(PROBLEM DESCRIPTION) Copy each line of the entries that contains the word "frac".

(DATA PROVIDED)
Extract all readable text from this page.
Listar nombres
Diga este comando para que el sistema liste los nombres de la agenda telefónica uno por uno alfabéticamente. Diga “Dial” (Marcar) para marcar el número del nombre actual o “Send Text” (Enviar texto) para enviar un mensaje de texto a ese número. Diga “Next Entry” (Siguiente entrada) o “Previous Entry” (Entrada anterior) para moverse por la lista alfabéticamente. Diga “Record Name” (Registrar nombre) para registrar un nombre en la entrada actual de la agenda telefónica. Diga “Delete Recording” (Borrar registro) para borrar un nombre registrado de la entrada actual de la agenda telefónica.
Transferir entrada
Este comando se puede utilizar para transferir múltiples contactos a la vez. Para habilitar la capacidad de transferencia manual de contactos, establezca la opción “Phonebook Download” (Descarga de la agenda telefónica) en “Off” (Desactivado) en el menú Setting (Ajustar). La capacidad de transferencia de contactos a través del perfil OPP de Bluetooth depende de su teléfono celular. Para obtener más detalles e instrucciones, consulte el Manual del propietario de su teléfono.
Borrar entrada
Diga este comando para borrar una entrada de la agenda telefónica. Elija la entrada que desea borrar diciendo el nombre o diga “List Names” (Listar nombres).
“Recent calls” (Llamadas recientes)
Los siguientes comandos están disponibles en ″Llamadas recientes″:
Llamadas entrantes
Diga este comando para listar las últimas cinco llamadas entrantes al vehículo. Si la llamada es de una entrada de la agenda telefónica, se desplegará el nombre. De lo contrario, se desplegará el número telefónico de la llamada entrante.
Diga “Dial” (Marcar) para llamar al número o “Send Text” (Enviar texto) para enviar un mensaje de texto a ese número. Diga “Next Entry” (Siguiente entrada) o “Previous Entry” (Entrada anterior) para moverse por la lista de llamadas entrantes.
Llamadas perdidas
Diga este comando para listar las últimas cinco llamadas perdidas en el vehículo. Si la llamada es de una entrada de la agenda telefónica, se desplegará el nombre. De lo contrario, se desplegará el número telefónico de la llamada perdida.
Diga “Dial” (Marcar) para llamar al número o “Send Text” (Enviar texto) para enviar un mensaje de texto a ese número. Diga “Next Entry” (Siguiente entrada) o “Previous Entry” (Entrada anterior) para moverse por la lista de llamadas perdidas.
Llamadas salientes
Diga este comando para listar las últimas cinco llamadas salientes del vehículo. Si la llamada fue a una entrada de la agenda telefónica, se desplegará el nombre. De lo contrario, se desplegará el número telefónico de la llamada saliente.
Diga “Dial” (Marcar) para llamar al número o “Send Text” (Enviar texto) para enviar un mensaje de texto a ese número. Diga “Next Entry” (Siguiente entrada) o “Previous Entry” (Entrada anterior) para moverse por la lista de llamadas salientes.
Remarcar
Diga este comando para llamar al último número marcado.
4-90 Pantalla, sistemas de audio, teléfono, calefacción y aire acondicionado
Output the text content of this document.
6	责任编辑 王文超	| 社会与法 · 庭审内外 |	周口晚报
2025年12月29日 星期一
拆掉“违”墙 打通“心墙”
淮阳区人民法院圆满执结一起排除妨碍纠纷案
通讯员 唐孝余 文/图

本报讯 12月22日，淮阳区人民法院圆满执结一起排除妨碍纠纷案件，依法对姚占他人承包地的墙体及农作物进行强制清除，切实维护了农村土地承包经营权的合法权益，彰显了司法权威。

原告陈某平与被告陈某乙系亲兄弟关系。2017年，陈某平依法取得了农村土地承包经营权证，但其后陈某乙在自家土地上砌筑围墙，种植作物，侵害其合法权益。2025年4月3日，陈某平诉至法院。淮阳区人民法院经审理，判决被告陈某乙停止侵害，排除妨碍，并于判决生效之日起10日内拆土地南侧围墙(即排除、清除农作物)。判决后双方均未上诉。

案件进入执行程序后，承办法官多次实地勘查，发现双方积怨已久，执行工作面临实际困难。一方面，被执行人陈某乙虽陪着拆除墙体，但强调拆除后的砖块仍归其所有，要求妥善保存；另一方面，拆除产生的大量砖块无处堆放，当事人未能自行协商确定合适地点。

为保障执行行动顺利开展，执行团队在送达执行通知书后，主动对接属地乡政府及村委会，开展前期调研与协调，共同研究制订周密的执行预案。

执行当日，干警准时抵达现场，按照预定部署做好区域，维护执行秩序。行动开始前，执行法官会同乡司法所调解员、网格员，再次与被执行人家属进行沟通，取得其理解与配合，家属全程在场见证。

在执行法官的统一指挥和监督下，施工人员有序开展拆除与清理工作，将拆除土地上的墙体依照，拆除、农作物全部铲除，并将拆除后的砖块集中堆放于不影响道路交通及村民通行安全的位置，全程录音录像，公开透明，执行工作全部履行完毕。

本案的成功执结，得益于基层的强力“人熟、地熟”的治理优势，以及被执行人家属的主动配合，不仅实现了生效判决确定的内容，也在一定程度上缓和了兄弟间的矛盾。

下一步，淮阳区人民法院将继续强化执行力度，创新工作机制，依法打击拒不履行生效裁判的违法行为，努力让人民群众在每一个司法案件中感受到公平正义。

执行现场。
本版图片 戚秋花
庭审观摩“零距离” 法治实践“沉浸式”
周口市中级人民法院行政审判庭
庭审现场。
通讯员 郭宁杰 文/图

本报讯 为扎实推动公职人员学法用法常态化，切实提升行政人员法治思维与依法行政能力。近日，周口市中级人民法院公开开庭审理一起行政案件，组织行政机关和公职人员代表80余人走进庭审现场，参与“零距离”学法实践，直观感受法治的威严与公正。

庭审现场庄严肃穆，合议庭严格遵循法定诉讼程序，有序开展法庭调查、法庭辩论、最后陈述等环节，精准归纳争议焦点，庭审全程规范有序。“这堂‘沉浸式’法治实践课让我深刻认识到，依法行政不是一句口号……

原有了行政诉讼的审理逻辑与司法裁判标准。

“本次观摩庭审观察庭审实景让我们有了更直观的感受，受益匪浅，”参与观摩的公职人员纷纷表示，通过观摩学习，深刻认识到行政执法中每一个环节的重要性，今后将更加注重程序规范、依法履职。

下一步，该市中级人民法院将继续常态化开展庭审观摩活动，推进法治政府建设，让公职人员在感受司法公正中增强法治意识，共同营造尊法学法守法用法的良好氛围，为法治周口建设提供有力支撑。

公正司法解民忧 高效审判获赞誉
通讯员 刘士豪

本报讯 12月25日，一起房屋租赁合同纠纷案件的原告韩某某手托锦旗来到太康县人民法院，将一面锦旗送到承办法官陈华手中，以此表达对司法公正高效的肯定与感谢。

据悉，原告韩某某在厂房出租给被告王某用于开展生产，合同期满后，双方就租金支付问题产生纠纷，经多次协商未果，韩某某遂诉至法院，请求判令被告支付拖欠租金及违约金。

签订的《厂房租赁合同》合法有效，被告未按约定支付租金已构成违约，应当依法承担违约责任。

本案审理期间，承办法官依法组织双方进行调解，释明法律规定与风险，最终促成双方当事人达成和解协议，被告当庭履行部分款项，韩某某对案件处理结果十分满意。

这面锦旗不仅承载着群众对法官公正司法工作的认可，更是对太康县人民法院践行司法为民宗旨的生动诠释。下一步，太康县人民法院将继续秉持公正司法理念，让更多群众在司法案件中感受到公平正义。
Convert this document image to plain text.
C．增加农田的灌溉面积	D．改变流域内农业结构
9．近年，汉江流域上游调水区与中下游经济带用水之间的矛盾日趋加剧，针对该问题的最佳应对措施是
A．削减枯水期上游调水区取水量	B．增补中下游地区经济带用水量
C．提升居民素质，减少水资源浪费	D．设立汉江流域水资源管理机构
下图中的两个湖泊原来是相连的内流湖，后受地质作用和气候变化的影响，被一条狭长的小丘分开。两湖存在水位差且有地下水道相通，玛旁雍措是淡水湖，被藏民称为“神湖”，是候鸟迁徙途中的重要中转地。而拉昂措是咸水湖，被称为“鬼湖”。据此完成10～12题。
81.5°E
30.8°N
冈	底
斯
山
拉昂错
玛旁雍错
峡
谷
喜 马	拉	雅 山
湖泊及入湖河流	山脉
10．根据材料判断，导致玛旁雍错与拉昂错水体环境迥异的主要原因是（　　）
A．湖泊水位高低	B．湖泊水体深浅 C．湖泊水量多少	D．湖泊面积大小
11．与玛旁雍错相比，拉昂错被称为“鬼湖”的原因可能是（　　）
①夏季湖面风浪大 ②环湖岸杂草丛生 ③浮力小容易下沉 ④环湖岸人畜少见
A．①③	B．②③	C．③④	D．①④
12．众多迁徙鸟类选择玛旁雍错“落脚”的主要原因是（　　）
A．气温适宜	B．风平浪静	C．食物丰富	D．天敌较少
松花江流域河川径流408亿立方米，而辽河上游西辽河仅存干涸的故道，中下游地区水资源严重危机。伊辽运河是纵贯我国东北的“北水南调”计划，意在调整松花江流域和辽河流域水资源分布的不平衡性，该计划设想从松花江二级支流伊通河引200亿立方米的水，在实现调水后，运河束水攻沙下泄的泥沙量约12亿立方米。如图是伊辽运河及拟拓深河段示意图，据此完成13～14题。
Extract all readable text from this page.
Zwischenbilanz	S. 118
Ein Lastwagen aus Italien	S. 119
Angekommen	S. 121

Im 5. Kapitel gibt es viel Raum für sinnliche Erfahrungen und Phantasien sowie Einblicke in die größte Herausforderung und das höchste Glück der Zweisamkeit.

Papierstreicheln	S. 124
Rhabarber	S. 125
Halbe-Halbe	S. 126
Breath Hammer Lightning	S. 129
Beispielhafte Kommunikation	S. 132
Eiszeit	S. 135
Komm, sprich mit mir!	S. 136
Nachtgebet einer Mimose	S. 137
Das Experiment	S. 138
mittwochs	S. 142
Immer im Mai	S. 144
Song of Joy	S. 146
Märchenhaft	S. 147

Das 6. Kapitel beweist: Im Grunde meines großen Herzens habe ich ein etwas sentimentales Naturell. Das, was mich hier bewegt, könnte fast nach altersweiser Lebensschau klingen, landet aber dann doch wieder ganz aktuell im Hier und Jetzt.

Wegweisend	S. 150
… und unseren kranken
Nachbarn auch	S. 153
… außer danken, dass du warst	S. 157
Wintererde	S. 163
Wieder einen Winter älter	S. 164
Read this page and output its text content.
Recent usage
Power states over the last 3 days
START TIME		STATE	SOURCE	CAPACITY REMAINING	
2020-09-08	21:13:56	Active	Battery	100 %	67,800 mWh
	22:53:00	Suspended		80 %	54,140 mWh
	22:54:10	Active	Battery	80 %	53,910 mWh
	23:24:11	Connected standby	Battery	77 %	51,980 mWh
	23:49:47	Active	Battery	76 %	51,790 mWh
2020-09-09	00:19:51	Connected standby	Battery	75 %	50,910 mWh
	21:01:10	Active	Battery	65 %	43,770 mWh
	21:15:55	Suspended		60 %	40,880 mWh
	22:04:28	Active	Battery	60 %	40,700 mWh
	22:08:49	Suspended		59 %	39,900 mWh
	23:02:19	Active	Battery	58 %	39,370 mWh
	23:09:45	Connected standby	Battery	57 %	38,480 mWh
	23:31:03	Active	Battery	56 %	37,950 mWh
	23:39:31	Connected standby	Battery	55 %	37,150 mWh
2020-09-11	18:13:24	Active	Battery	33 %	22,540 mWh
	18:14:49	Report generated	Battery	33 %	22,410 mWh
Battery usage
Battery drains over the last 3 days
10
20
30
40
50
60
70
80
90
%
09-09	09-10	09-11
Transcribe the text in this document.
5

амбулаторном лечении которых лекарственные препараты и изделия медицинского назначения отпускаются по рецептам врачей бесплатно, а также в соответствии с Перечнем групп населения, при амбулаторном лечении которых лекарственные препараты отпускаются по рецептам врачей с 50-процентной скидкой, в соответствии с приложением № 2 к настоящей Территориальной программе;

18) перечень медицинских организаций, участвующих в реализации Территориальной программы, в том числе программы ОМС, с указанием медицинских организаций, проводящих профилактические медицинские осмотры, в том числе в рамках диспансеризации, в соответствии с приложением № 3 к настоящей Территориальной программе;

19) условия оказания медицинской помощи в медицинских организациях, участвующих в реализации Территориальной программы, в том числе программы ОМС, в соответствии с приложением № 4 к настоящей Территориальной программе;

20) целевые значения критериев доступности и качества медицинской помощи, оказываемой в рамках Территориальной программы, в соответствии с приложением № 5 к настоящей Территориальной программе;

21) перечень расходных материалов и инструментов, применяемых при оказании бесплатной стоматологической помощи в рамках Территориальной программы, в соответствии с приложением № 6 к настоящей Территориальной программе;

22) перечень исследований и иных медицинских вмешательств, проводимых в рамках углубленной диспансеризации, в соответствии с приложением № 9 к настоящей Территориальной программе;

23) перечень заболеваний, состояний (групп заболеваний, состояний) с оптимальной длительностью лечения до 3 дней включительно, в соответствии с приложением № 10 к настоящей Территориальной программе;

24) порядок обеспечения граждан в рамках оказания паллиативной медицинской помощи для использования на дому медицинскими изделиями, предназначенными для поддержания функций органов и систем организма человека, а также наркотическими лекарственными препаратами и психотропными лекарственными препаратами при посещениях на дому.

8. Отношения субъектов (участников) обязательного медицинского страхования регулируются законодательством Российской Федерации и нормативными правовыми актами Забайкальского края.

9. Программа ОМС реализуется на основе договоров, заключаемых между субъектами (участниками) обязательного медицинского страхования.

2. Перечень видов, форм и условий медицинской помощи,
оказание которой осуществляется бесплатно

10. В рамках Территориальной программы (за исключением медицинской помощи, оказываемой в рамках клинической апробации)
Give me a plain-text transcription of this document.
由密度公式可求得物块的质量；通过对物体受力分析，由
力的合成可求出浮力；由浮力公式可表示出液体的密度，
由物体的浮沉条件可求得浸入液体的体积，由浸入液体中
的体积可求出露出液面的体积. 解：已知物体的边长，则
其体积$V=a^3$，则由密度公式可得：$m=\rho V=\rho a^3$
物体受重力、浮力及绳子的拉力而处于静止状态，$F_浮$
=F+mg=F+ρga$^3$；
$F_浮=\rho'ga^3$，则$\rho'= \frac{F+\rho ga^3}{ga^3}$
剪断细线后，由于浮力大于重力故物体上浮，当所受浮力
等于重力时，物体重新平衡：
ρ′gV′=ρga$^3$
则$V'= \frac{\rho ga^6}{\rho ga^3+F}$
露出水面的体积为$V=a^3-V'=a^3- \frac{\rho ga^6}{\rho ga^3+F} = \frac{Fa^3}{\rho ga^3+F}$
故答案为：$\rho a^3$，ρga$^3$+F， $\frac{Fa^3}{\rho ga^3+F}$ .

(OUTPUT OF THE EXERCISE)
$F_浮=\rho'ga^3$，则$\rho'= \frac{F+\rho ga^3}{ga^3}$
则$V'= \frac{\rho ga^6}{\rho ga^3+F}$
露出水面的体积为$V=a^3-V'=a^3- \frac{\rho ga^6}{\rho ga^3+F} = \frac{Fa^3}{\rho ga^3+F}$
故答案为：$\rho a^3$，ρga$^3$+F， $\frac{Fa^3}{\rho ga^3+F}$ .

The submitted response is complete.